Exercise directions → Show only lines that include "CANCEL".

Data entries
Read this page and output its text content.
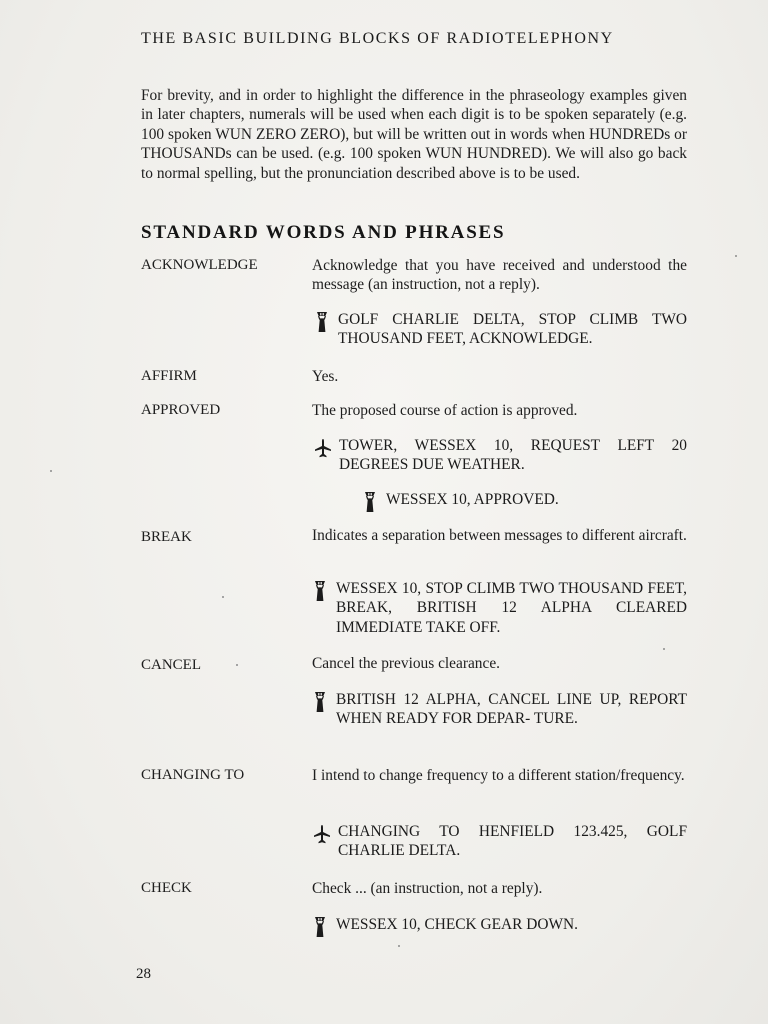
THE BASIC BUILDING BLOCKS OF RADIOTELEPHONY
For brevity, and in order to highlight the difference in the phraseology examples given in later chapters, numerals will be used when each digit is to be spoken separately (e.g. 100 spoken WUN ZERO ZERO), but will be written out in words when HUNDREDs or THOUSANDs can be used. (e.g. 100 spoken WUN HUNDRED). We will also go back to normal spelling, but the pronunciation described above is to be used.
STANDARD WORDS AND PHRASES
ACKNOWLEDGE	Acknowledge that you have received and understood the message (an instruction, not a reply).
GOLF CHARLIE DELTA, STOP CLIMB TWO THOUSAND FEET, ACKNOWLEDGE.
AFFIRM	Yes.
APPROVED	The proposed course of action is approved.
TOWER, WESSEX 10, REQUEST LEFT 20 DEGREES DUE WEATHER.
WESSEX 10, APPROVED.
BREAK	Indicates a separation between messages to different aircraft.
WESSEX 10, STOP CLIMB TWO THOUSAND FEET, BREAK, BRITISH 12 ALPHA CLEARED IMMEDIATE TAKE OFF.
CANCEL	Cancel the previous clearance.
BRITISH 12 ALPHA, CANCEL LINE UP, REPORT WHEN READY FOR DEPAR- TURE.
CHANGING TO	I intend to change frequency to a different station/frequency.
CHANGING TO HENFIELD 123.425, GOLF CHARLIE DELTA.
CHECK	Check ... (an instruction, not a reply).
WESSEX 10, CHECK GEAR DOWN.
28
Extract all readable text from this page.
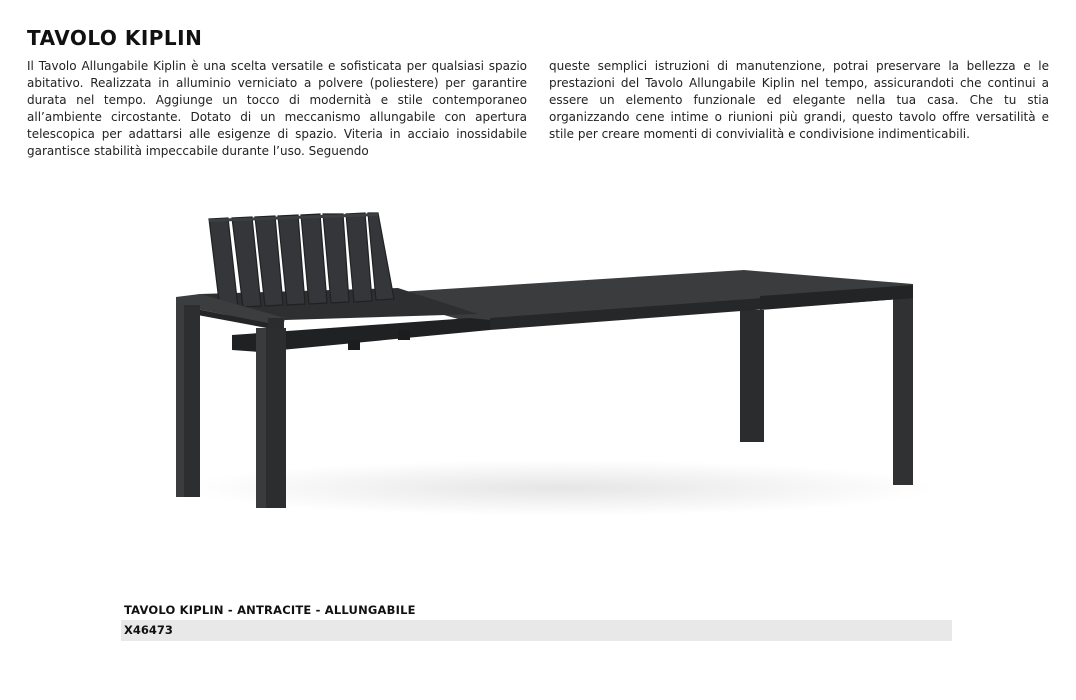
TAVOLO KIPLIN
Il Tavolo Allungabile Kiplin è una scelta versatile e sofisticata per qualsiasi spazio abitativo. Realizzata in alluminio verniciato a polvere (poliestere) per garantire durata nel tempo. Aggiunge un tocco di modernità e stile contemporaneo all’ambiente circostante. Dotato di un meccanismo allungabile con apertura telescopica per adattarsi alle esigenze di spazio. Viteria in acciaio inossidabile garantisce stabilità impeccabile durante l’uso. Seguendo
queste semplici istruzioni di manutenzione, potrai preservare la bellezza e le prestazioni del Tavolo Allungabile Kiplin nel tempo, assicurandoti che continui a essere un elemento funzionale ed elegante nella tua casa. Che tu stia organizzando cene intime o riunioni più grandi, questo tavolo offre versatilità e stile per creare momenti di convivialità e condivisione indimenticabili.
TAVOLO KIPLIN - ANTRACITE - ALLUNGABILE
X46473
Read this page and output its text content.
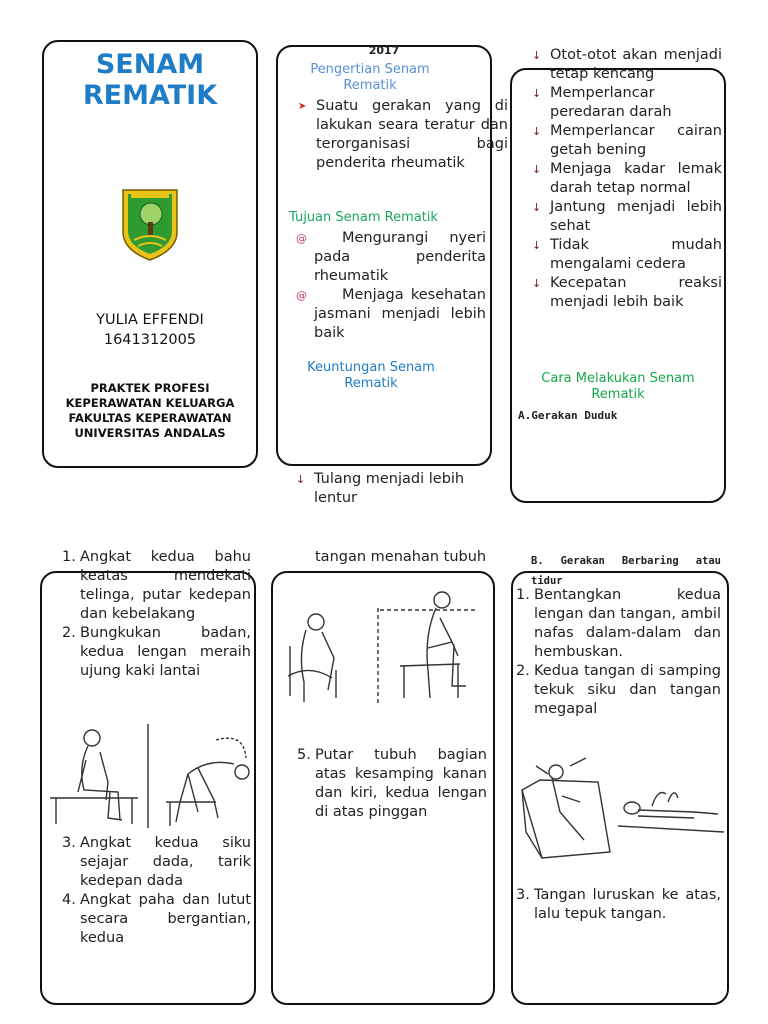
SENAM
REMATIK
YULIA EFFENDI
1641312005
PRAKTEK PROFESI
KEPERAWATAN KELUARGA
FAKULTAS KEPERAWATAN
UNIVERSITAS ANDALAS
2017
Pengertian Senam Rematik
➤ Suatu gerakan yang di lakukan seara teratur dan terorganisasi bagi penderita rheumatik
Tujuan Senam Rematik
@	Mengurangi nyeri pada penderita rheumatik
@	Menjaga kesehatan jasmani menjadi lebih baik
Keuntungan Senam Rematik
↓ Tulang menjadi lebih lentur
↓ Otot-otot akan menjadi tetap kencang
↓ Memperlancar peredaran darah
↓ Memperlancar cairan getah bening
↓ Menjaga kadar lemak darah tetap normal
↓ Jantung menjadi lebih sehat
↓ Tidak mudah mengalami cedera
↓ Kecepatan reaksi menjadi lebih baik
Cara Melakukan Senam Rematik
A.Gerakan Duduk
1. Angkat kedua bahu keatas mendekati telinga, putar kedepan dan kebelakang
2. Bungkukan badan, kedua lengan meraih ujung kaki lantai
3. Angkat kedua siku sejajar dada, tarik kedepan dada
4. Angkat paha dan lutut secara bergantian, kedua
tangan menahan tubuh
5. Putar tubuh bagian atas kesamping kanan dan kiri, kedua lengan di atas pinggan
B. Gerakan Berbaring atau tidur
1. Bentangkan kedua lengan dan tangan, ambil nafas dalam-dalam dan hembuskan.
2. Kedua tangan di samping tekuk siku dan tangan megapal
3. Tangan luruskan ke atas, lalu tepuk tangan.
* * *
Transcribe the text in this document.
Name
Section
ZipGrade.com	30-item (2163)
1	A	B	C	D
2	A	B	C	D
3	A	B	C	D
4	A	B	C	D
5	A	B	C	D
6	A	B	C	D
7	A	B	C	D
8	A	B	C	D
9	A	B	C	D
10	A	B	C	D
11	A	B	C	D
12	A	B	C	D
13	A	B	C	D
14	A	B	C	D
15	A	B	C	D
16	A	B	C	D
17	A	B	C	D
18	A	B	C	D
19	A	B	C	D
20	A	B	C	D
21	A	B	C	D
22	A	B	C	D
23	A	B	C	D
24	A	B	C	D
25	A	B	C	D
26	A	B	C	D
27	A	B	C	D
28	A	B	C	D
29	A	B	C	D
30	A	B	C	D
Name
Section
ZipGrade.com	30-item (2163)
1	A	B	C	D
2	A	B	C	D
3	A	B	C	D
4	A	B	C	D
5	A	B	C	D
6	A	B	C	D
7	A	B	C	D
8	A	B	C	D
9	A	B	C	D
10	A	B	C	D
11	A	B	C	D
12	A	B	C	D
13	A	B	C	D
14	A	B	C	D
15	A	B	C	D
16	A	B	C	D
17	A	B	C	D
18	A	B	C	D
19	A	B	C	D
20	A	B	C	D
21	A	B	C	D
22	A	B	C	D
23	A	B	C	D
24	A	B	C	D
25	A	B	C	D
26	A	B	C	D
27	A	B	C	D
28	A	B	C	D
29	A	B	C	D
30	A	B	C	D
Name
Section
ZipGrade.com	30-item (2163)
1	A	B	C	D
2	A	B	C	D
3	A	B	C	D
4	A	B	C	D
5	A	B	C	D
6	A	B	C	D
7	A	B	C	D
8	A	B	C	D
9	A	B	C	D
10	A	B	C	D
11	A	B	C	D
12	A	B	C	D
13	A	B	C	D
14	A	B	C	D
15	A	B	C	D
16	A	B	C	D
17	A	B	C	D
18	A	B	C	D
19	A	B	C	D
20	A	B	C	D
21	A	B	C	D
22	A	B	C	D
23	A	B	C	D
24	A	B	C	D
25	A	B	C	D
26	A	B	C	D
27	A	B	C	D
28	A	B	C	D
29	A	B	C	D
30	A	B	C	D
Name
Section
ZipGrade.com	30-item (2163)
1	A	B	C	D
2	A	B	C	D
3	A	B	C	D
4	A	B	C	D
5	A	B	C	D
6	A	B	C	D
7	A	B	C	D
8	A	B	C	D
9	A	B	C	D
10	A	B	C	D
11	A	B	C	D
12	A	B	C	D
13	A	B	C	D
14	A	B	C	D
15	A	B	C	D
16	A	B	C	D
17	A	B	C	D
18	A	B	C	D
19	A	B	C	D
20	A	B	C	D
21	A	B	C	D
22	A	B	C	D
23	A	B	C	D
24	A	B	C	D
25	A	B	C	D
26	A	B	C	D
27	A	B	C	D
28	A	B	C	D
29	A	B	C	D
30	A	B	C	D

Complete output →
CANCEL	Cancel the previous clearance.
BRITISH 12 ALPHA, CANCEL LINE UP, REPORT WHEN READY FOR DEPAR- TURE.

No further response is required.